**ЧТО СДЕЛАТЬ**
1. Ответьте по интервью с Василием Аксеновым:
(а) В каком французском городе живет писатель?
(б) До какого класса он прожил в Казани?
(в) В каком году он переехал в Магадан?
2. Согласуются ли эти утверждения с интервью с Василием Аксеновым?
(а) Во время войны население Казани выросло до двух миллионов.
(б) В Магадане блатной мир влиял на жизнь сильнее, чем в Казани.
(в) Полублатные мальчишки продавали папиросы по рублю за штуку.
3. Продолжите интервью с Василием Аксеновым после его последней фразы.

**ФРАГМЕНТ ТЕКСТА**

·····

Василий Аксенов – один из немногих прозаиков-шестидесятников, не просто постоянно доказывающих свою творческую состоятельность, но умеющих оставаться интересным и для молодых читателей. Так было с его повестями, сочиненными здесь, – «Звездный билет», «Апельсины из Марокко», «Затоваренная бочкотара», романами «Ожог», «Остров Крым» и «Золотая наша железка». Так стало с его книгами американского периода: «Скажи изюм», «В поисках грустного бэби», «Новый сладостный стиль», «Кесарево свечение». Сейчас 73-летний писатель живет на два дома: во французском Биаррице, куда из Америки он недавно перевез семью, и в России, где живет его основной читатель и герой.
– Василий Павлович, ваше детство и юность прошли в неспокойных городах Казани и Магадане. Улица на вас как-то повлияла?
– Конечно. Тогда жизнь подростков протекала в основном в проходных дворах. Изредка получалось пробиться в кинотеатр, без билета, конечно, – карманных денег почти ни у кого не было. Иногда удавалось стрельнуть покурить у полублатных мальчишек, торговавших папиросами по рублю за штуку. Мы сбивались в стаи, которые между собой отчаянно враждовали. Ребята из интеллигентных семей держались друг за друга, развлекаясь играми в литературных мушкетеров или героев Джека Лондона. В Казани я прожил до 8-го класса. До войны там было не больше 200 тысяч жителей, а в войну – два миллиона. Город был переполнен: беженцы, эвакуированные вузы, госпитали… Бог знает, кого там только не было. Но над всем этим жутким убожеством военных лет витал странный дух романтики. В двух главных кинотеатрах города «Унион» и «Электра» работали ночные дансинг-холлы, куда сходились потанцевать девушки и раненые военные. Назначались свидания, завязывались романы. Это захватило и мою старшую сестру-студентку.
А параллельно существовал блатной мир, влияние которого, надо сказать, было меньше в Магадане, куда я переехал в 1947 году, когда мама (Евгения Гинзбург, автор знаменитых лагерных мемуаров «Крутой маршрут». – Прим. А.С.) после 10-летнего заключения вышла из лагеря и вынуждена была там жить ссыльной. Это был самый центр «Дальстроя». Вокруг множество зон. Поэтому милиция и чекисты поддерживали в городе жесткую дисциплину.

·····

**ИСХОДНЫЕ ДАННЫЕ**
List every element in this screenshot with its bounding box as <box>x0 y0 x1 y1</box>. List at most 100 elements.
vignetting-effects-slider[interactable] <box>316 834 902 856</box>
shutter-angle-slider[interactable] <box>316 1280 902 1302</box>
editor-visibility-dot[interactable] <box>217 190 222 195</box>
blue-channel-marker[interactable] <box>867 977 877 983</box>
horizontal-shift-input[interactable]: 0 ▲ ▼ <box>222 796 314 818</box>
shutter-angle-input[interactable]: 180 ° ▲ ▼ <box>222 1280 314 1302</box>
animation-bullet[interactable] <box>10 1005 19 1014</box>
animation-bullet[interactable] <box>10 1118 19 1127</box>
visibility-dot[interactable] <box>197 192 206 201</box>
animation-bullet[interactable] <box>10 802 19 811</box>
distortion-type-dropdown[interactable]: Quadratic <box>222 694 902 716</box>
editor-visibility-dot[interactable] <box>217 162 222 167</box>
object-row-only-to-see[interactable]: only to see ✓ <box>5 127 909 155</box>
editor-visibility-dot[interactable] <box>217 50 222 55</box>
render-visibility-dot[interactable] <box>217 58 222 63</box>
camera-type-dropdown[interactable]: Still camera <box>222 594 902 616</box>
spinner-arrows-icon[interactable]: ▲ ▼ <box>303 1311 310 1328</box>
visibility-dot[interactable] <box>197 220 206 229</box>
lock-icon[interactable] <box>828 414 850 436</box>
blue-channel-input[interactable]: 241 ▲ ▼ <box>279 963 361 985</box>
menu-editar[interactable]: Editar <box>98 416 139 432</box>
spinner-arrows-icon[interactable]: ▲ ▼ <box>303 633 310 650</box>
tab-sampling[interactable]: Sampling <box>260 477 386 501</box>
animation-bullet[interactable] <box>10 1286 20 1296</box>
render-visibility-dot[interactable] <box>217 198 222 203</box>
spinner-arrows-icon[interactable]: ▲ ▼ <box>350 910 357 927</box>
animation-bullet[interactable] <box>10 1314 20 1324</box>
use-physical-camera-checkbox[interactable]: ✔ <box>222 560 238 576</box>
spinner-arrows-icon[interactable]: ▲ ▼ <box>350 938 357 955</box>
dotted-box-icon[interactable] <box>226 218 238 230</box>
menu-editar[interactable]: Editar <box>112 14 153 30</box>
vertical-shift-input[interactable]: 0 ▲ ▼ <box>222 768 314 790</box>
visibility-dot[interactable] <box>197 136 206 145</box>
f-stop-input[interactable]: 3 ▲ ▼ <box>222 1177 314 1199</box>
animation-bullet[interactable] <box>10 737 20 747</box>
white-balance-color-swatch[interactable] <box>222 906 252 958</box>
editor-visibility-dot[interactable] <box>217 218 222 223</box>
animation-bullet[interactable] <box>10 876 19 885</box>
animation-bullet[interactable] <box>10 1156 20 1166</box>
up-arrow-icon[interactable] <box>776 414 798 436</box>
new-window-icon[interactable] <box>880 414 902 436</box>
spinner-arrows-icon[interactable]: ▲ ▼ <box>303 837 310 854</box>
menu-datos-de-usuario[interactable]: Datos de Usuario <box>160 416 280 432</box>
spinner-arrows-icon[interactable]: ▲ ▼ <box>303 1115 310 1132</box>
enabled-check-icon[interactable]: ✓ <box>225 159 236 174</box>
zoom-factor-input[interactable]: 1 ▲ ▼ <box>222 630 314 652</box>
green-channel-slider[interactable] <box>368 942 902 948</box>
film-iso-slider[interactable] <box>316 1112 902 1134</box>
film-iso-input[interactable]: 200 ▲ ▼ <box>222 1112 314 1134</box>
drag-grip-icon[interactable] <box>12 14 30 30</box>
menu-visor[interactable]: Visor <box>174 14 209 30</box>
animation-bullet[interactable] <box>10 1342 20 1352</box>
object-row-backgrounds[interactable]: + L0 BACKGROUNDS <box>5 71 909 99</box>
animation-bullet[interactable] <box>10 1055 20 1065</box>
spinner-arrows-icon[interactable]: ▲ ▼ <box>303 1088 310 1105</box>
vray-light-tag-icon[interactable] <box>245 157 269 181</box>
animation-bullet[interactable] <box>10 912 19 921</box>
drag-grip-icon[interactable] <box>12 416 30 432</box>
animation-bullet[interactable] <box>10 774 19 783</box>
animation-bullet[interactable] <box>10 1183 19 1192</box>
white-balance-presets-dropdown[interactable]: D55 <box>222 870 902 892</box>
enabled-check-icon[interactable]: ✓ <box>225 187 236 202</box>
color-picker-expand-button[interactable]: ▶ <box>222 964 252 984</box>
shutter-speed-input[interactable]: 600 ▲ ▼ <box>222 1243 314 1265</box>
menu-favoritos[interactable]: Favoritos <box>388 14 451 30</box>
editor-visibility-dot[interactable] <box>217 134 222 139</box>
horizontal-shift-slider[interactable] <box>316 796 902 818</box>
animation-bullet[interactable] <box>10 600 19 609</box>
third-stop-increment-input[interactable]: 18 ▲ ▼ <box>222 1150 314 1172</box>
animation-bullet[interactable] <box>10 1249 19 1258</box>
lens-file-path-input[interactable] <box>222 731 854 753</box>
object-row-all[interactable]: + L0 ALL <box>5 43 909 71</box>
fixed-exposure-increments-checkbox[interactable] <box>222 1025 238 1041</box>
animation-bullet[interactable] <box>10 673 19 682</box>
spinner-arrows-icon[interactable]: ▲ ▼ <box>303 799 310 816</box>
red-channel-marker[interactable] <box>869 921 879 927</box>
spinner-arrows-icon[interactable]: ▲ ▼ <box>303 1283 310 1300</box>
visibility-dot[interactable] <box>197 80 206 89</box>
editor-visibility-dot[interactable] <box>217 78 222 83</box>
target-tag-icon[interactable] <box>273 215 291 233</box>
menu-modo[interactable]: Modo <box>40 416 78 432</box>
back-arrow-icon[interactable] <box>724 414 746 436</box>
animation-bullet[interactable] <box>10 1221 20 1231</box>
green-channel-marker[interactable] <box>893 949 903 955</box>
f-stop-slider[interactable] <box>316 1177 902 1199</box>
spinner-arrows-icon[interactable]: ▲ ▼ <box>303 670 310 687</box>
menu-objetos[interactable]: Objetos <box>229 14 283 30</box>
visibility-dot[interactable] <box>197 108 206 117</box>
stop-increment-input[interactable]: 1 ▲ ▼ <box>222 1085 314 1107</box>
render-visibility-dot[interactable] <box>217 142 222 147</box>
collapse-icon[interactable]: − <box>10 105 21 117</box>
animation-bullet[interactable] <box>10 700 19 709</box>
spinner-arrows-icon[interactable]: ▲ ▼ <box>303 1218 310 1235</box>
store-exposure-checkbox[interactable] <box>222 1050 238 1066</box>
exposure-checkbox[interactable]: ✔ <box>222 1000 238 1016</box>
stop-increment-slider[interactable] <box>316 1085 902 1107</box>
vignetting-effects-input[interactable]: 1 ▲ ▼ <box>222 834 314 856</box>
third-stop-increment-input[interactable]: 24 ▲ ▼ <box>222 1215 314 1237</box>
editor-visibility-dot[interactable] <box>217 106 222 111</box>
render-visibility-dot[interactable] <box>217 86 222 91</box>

·····

**ОТВЕТЫ ПО ПОРЯДКУ**
1.
(а) В Биаррице.
(б) До 8-го класса.
(в) В 1947 году.

2.
(а) Да: «а в войну – два миллиона».
(б) Нет: «влияние которого, надо сказать, было меньше в Магадане».
(в) Да: «торговавших папиросами по рублю за штуку».

3.
– Какие-то случаи из жизни вам потом пригодились для прозы?
– В романе «Московская сага» я описал реальный эпизод: бунт огромного карантинного лагеря, расположенного в четырех километрах от Магадана. Заключенных туда конвоировали из порта. Недалеко от дома, где я жил, был санпропускник, и они долго сидели на корточках в ожидании своей очереди. Продезинфицировав, их гнали за город. На этой «пересылке» зэки старались задержаться подольше, ведь оттуда их рассылали по каким-то жутким шахтам. Когда в лагере вспыхнул бунт, зэки ринулись на город. И Магадану тогда не поздоровилось бы. Но у бунтовщиков не было возможности для маневра: вокруг сопки и только одна дорога – Колымское шоссе. Его перекрыла рота автоматчиков и буквально изрешетила пулями нападавших. Немногие оставшиеся в живых зэки прибежали обратно в лагерь и легли в койки. «Ничего не знаю, гражданин начальник, я спал», – так неуклюже они пытались себя спасти. Эту историю мне, девятикласснику, рассказал мой отчим, который был в том лагере врачом.
– А случилась ли в вашей юности сильная любовь, следы которой критики могли бы найти в женских образах вашей прозы?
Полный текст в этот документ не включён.